• _PROBLEM_
Your task is to output the entries below word for word.

• _INPUT DATA_

--- BEGIN ---

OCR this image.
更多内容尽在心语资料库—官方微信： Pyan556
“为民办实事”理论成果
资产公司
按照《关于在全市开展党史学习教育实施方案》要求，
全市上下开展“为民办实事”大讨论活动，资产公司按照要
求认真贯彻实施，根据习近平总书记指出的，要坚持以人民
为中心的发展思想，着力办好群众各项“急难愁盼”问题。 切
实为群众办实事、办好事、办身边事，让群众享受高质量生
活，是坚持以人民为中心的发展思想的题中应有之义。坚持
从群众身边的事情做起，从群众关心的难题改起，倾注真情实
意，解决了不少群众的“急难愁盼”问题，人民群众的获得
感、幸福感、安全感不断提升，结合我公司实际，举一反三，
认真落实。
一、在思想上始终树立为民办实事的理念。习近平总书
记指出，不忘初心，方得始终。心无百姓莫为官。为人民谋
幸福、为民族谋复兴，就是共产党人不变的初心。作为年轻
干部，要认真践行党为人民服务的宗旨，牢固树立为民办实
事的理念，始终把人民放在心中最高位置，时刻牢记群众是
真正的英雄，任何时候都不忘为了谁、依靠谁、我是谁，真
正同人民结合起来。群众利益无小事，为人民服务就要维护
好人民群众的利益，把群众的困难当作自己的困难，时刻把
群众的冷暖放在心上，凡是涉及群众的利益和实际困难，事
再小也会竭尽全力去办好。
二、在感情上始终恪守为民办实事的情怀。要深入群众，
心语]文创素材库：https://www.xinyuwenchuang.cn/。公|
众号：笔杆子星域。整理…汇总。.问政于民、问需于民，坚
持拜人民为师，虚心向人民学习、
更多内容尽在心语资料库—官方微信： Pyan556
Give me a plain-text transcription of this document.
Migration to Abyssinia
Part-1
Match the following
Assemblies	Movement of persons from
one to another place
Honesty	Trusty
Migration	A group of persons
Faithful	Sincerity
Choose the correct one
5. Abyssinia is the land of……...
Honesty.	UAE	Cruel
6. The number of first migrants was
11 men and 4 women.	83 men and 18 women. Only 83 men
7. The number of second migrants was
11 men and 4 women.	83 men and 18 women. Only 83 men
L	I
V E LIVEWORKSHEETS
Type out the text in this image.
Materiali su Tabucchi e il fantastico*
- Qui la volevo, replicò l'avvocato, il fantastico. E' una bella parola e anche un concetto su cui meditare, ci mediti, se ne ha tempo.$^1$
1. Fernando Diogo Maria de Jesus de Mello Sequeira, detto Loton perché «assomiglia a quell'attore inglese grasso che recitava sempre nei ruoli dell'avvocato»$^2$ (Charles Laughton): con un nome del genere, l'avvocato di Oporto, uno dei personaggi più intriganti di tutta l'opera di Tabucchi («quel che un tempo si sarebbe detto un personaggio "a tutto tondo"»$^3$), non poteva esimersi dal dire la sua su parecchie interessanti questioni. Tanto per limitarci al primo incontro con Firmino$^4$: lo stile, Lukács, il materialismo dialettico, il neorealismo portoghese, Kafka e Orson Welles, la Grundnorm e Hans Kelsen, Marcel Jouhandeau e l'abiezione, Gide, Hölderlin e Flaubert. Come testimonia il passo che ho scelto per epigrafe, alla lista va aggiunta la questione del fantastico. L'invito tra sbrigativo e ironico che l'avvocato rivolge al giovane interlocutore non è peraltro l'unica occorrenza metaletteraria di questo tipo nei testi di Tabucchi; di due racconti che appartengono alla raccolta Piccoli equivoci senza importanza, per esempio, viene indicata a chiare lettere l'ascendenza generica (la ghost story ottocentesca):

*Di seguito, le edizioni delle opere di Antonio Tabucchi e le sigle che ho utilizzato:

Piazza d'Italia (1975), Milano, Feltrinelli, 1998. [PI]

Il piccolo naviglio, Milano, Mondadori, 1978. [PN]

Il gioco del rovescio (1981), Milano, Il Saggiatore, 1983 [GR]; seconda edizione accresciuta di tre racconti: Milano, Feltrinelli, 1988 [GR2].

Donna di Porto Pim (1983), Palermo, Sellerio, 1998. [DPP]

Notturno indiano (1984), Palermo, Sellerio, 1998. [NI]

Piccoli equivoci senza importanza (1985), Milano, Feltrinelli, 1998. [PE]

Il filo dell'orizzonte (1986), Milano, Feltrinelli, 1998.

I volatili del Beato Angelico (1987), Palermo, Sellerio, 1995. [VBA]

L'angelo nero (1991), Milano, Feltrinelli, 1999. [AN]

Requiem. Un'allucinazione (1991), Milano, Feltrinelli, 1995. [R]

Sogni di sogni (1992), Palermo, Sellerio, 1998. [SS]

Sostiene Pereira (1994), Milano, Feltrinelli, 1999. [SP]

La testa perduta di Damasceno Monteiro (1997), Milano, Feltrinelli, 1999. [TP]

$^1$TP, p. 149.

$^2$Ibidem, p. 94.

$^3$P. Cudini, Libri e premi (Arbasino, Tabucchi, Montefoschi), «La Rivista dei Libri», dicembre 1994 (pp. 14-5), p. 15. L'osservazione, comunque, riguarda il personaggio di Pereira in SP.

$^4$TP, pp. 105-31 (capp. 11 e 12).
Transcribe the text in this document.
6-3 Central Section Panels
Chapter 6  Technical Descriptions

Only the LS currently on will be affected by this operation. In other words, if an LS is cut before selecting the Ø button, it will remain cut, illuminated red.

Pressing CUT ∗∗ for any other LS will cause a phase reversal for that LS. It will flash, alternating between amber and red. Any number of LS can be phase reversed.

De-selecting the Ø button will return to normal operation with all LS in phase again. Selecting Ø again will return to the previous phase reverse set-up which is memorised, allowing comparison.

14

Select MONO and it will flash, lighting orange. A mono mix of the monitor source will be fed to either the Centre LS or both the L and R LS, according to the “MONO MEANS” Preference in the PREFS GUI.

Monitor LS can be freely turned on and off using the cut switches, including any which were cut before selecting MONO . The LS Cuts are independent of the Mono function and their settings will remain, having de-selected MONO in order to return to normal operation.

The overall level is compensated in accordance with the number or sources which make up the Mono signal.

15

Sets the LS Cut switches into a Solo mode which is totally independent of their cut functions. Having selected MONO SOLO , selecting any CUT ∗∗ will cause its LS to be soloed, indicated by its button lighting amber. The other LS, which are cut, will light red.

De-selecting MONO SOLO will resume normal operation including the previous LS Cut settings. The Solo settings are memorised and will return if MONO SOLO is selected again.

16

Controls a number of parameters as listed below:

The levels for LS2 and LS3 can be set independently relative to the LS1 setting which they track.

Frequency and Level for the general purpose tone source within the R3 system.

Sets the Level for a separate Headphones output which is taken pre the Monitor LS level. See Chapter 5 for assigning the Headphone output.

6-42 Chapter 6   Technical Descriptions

--- END ---

• _OUTPUT OF THE TASK_
OCR this image.
更多内容尽在心语资料库—官方微信： Pyan556
“为民办实事”理论成果
资产公司
按照《关于在全市开展党史学习教育实施方案》要求，
全市上下开展“为民办实事”大讨论活动，资产公司按照要
求认真贯彻实施，根据习近平总书记指出的，要坚持以人民
为中心的发展思想，着力办好群众各项“急难愁盼”问题。 切
实为群众办实事、办好事、办身边事，让群众享受高质量生
活，是坚持以人民为中心的发展思想的题中应有之义。坚持
从群众身边的事情做起，从群众关心的难题改起，倾注真情实
意，解决了不少群众的“急难愁盼”问题，人民群众的获得
感、幸福感、安全感不断提升，结合我公司实际，举一反三，
认真落实。
一、在思想上始终树立为民办实事的理念。习近平总书
记指出，不忘初心，方得始终。心无百姓莫为官。为人民谋
幸福、为民族谋复兴，就是共产党人不变的初心。作为年轻
干部，要认真践行党为人民服务的宗旨，牢固树立为民办实
事的理念，始终把人民放在心中最高位置，时刻牢记群众是
真正的英雄，任何时候都不忘为了谁、依靠谁、我是谁，真
正同人民结合起来。群众利益无小事，为人民服务就要维护
好人民群众的利益，把群众的困难当作自己的困难，时刻把
群众的冷暖放在心上，凡是涉及群众的利益和实际困难，事
再小也会竭尽全力去办好。
二、在感情上始终恪守为民办实事的情怀。要深入群众，
心语]文创素材库：https://www.xinyuwenchuang.cn/。公|
众号：笔杆子星域。整理…汇总。.问政于民、问需于民，坚
持拜人民为师，虚心向人民学习、
更多内容尽在心语资料库—官方微信： Pyan556
Give me a plain-text transcription of this document.
Migration to Abyssinia
Part-1
Match the following
Assemblies	Movement of persons from
one to another place
Honesty	Trusty
Migration	A group of persons
Faithful	Sincerity
Choose the correct one
5. Abyssinia is the land of……...
Honesty.	UAE	Cruel
6. The number of first migrants was
11 men and 4 women.	83 men and 18 women. Only 83 men
7. The number of second migrants was
11 men and 4 women.	83 men and 18 women. Only 83 men
L	I
V E LIVEWORKSHEETS
Type out the text in this image.
Materiali su Tabucchi e il fantastico*
- Qui la volevo, replicò l'avvocato, il fantastico. E' una bella parola e anche un concetto su cui meditare, ci mediti, se ne ha tempo.$^1$
1. Fernando Diogo Maria de Jesus de Mello Sequeira, detto Loton perché «assomiglia a quell'attore inglese grasso che recitava sempre nei ruoli dell'avvocato»$^2$ (Charles Laughton): con un nome del genere, l'avvocato di Oporto, uno dei personaggi più intriganti di tutta l'opera di Tabucchi («quel che un tempo si sarebbe detto un personaggio "a tutto tondo"»$^3$), non poteva esimersi dal dire la sua su parecchie interessanti questioni. Tanto per limitarci al primo incontro con Firmino$^4$: lo stile, Lukács, il materialismo dialettico, il neorealismo portoghese, Kafka e Orson Welles, la Grundnorm e Hans Kelsen, Marcel Jouhandeau e l'abiezione, Gide, Hölderlin e Flaubert. Come testimonia il passo che ho scelto per epigrafe, alla lista va aggiunta la questione del fantastico. L'invito tra sbrigativo e ironico che l'avvocato rivolge al giovane interlocutore non è peraltro l'unica occorrenza metaletteraria di questo tipo nei testi di Tabucchi; di due racconti che appartengono alla raccolta Piccoli equivoci senza importanza, per esempio, viene indicata a chiare lettere l'ascendenza generica (la ghost story ottocentesca):

*Di seguito, le edizioni delle opere di Antonio Tabucchi e le sigle che ho utilizzato:

Piazza d'Italia (1975), Milano, Feltrinelli, 1998. [PI]

Il piccolo naviglio, Milano, Mondadori, 1978. [PN]

Il gioco del rovescio (1981), Milano, Il Saggiatore, 1983 [GR]; seconda edizione accresciuta di tre racconti: Milano, Feltrinelli, 1988 [GR2].

Donna di Porto Pim (1983), Palermo, Sellerio, 1998. [DPP]

Notturno indiano (1984), Palermo, Sellerio, 1998. [NI]

Piccoli equivoci senza importanza (1985), Milano, Feltrinelli, 1998. [PE]

Il filo dell'orizzonte (1986), Milano, Feltrinelli, 1998.

I volatili del Beato Angelico (1987), Palermo, Sellerio, 1995. [VBA]

L'angelo nero (1991), Milano, Feltrinelli, 1999. [AN]

Requiem. Un'allucinazione (1991), Milano, Feltrinelli, 1995. [R]

Sogni di sogni (1992), Palermo, Sellerio, 1998. [SS]

Sostiene Pereira (1994), Milano, Feltrinelli, 1999. [SP]

La testa perduta di Damasceno Monteiro (1997), Milano, Feltrinelli, 1999. [TP]

$^1$TP, p. 149.

$^2$Ibidem, p. 94.

$^3$P. Cudini, Libri e premi (Arbasino, Tabucchi, Montefoschi), «La Rivista dei Libri», dicembre 1994 (pp. 14-5), p. 15. L'osservazione, comunque, riguarda il personaggio di Pereira in SP.

$^4$TP, pp. 105-31 (capp. 11 e 12).
Transcribe the text in this document.
6-3 Central Section Panels
Chapter 6  Technical Descriptions

Only the LS currently on will be affected by this operation. In other words, if an LS is cut before selecting the Ø button, it will remain cut, illuminated red.

Pressing CUT ∗∗ for any other LS will cause a phase reversal for that LS. It will flash, alternating between amber and red. Any number of LS can be phase reversed.

De-selecting the Ø button will return to normal operation with all LS in phase again. Selecting Ø again will return to the previous phase reverse set-up which is memorised, allowing comparison.

14

Select MONO and it will flash, lighting orange. A mono mix of the monitor source will be fed to either the Centre LS or both the L and R LS, according to the “MONO MEANS” Preference in the PREFS GUI.

Monitor LS can be freely turned on and off using the cut switches, including any which were cut before selecting MONO . The LS Cuts are independent of the Mono function and their settings will remain, having de-selected MONO in order to return to normal operation.

The overall level is compensated in accordance with the number or sources which make up the Mono signal.

15

Sets the LS Cut switches into a Solo mode which is totally independent of their cut functions. Having selected MONO SOLO , selecting any CUT ∗∗ will cause its LS to be soloed, indicated by its button lighting amber. The other LS, which are cut, will light red.

De-selecting MONO SOLO will resume normal operation including the previous LS Cut settings. The Solo settings are memorised and will return if MONO SOLO is selected again.

16

Controls a number of parameters as listed below:

The levels for LS2 and LS3 can be set independently relative to the LS1 setting which they track.

Frequency and Level for the general purpose tone source within the R3 system.

Sets the Level for a separate Headphones output which is taken pre the Monitor LS level. See Chapter 5 for assigning the Headphone output.

6-42 Chapter 6   Technical Descriptions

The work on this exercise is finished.